• _WHAT YOU NEED TO DO_
Output the data exactly, with every line intact.

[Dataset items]
==*==

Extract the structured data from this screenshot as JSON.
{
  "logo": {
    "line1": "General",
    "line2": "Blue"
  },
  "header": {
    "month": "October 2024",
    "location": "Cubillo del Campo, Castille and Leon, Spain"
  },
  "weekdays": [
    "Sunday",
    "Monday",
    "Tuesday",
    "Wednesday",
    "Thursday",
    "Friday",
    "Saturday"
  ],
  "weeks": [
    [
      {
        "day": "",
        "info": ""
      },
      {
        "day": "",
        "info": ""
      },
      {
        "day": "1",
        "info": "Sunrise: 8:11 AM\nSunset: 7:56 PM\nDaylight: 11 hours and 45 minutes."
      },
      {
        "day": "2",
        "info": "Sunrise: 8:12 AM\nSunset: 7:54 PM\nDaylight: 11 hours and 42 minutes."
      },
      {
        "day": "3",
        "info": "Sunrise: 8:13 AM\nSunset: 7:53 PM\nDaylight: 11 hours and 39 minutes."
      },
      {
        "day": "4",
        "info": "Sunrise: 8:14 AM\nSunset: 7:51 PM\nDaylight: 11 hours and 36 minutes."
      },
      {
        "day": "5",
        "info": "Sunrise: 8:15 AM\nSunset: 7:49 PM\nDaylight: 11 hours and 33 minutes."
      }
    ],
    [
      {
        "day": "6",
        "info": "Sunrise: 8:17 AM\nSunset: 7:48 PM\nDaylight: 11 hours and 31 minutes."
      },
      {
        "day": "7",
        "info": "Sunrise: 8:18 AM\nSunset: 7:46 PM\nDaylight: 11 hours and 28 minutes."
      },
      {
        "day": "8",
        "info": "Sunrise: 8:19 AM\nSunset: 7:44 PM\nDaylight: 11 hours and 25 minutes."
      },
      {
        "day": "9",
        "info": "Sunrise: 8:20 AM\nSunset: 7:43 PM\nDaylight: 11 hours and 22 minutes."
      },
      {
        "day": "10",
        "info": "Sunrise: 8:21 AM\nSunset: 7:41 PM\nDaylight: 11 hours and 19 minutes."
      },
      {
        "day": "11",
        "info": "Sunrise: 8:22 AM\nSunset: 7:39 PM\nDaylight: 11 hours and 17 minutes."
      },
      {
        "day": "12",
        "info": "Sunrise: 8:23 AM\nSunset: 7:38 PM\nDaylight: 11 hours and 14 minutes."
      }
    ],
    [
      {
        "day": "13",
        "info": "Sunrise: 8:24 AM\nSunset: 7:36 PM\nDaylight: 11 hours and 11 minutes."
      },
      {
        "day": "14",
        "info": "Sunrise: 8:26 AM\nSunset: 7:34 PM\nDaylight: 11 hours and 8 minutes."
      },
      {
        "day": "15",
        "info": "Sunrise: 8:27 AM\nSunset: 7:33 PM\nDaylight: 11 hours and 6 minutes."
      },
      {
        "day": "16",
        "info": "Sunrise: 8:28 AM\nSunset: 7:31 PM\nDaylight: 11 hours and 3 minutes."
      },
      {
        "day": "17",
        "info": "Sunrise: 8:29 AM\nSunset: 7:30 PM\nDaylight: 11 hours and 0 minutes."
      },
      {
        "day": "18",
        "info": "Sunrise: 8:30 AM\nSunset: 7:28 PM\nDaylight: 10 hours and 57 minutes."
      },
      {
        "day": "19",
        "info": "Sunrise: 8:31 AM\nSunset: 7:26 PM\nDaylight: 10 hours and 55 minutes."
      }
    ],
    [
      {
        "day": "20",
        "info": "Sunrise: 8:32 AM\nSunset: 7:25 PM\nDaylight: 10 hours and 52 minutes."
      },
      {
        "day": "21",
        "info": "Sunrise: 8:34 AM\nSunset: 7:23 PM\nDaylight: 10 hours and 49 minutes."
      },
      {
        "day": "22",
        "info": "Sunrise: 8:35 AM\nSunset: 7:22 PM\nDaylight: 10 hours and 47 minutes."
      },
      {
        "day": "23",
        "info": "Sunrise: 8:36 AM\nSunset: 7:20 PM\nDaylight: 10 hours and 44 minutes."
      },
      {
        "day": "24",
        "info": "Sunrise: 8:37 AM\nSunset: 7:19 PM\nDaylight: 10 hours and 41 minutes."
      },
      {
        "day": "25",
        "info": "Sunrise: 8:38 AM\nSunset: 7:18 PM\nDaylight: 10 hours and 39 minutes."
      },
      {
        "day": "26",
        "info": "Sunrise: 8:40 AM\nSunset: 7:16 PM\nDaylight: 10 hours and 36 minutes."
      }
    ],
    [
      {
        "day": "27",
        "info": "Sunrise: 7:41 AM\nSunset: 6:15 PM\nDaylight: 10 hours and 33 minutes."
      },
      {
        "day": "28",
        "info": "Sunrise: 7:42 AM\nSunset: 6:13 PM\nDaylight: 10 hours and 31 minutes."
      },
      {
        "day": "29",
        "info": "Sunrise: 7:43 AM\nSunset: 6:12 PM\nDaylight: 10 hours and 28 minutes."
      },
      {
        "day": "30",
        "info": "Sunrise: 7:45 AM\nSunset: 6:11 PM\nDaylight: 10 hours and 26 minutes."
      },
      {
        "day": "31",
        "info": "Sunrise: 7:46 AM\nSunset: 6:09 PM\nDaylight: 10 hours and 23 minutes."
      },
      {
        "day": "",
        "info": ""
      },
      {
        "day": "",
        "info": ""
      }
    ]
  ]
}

==*==

• _PROBLEM SOLUTION_
Extract the structured data from this screenshot as JSON.
{
  "logo": {
    "line1": "General",
    "line2": "Blue"
  },
  "header": {
    "month": "October 2024",
    "location": "Cubillo del Campo, Castille and Leon, Spain"
  },
  "weekdays": [
    "Sunday",
    "Monday",
    "Tuesday",
    "Wednesday",
    "Thursday",
    "Friday",
    "Saturday"
  ],
  "weeks": [
    [
      {
        "day": "",
        "info": ""
      },
      {
        "day": "",
        "info": ""
      },
      {
        "day": "1",
        "info": "Sunrise: 8:11 AM\nSunset: 7:56 PM\nDaylight: 11 hours and 45 minutes."
      },
      {
        "day": "2",
        "info": "Sunrise: 8:12 AM\nSunset: 7:54 PM\nDaylight: 11 hours and 42 minutes."
      },
      {
        "day": "3",
        "info": "Sunrise: 8:13 AM\nSunset: 7:53 PM\nDaylight: 11 hours and 39 minutes."
      },
      {
        "day": "4",
        "info": "Sunrise: 8:14 AM\nSunset: 7:51 PM\nDaylight: 11 hours and 36 minutes."
      },
      {
        "day": "5",
        "info": "Sunrise: 8:15 AM\nSunset: 7:49 PM\nDaylight: 11 hours and 33 minutes."
      }
    ],
    [
      {
        "day": "6",
        "info": "Sunrise: 8:17 AM\nSunset: 7:48 PM\nDaylight: 11 hours and 31 minutes."
      },
      {
        "day": "7",
        "info": "Sunrise: 8:18 AM\nSunset: 7:46 PM\nDaylight: 11 hours and 28 minutes."
      },
      {
        "day": "8",
        "info": "Sunrise: 8:19 AM\nSunset: 7:44 PM\nDaylight: 11 hours and 25 minutes."
      },
      {
        "day": "9",
        "info": "Sunrise: 8:20 AM\nSunset: 7:43 PM\nDaylight: 11 hours and 22 minutes."
      },
      {
        "day": "10",
        "info": "Sunrise: 8:21 AM\nSunset: 7:41 PM\nDaylight: 11 hours and 19 minutes."
      },
      {
        "day": "11",
        "info": "Sunrise: 8:22 AM\nSunset: 7:39 PM\nDaylight: 11 hours and 17 minutes."
      },
      {
        "day": "12",
        "info": "Sunrise: 8:23 AM\nSunset: 7:38 PM\nDaylight: 11 hours and 14 minutes."
      }
    ],
    [
      {
        "day": "13",
        "info": "Sunrise: 8:24 AM\nSunset: 7:36 PM\nDaylight: 11 hours and 11 minutes."
      },
      {
        "day": "14",
        "info": "Sunrise: 8:26 AM\nSunset: 7:34 PM\nDaylight: 11 hours and 8 minutes."
      },
      {
        "day": "15",
        "info": "Sunrise: 8:27 AM\nSunset: 7:33 PM\nDaylight: 11 hours and 6 minutes."
      },
      {
        "day": "16",
        "info": "Sunrise: 8:28 AM\nSunset: 7:31 PM\nDaylight: 11 hours and 3 minutes."
      },
      {
        "day": "17",
        "info": "Sunrise: 8:29 AM\nSunset: 7:30 PM\nDaylight: 11 hours and 0 minutes."
      },
      {
        "day": "18",
        "info": "Sunrise: 8:30 AM\nSunset: 7:28 PM\nDaylight: 10 hours and 57 minutes."
      },
      {
        "day": "19",
        "info": "Sunrise: 8:31 AM\nSunset: 7:26 PM\nDaylight: 10 hours and 55 minutes."
      }
    ],
    [
      {
        "day": "20",
        "info": "Sunrise: 8:32 AM\nSunset: 7:25 PM\nDaylight: 10 hours and 52 minutes."
      },
      {
        "day": "21",
        "info": "Sunrise: 8:34 AM\nSunset: 7:23 PM\nDaylight: 10 hours and 49 minutes."
      },
      {
        "day": "22",
        "info": "Sunrise: 8:35 AM\nSunset: 7:22 PM\nDaylight: 10 hours and 47 minutes."
      },
      {
        "day": "23",
        "info": "Sunrise: 8:36 AM\nSunset: 7:20 PM\nDaylight: 10 hours and 44 minutes."
      },
      {
        "day": "24",
        "info": "Sunrise: 8:37 AM\nSunset: 7:19 PM\nDaylight: 10 hours and 41 minutes."
      },
      {
        "day": "25",
        "info": "Sunrise: 8:38 AM\nSunset: 7:18 PM\nDaylight: 10 hours and 39 minutes."
      },
      {
        "day": "26",
        "info": "Sunrise: 8:40 AM\nSunset: 7:16 PM\nDaylight: 10 hours and 36 minutes."
      }
    ],
    [
      {
        "day": "27",
        "info": "Sunrise: 7:41 AM\nSunset: 6:15 PM\nDaylight: 10 hours and 33 minutes."
      },
      {
        "day": "28",
        "info": "Sunrise: 7:42 AM\nSunset: 6:13 PM\nDaylight: 10 hours and 31 minutes."
      },
      {
        "day": "29",
        "info": "Sunrise: 7:43 AM\nSunset: 6:12 PM\nDaylight: 10 hours and 28 minutes."
      },
      {
        "day": "30",
        "info": "Sunrise: 7:45 AM\nSunset: 6:11 PM\nDaylight: 10 hours and 26 minutes."
      },
      {
        "day": "31",
        "info": "Sunrise: 7:46 AM\nSunset: 6:09 PM\nDaylight: 10 hours and 23 minutes."
      },
      {
        "day": "",
        "info": ""
      },
      {
        "day": "",
        "info": ""
      }
    ]
  ]
}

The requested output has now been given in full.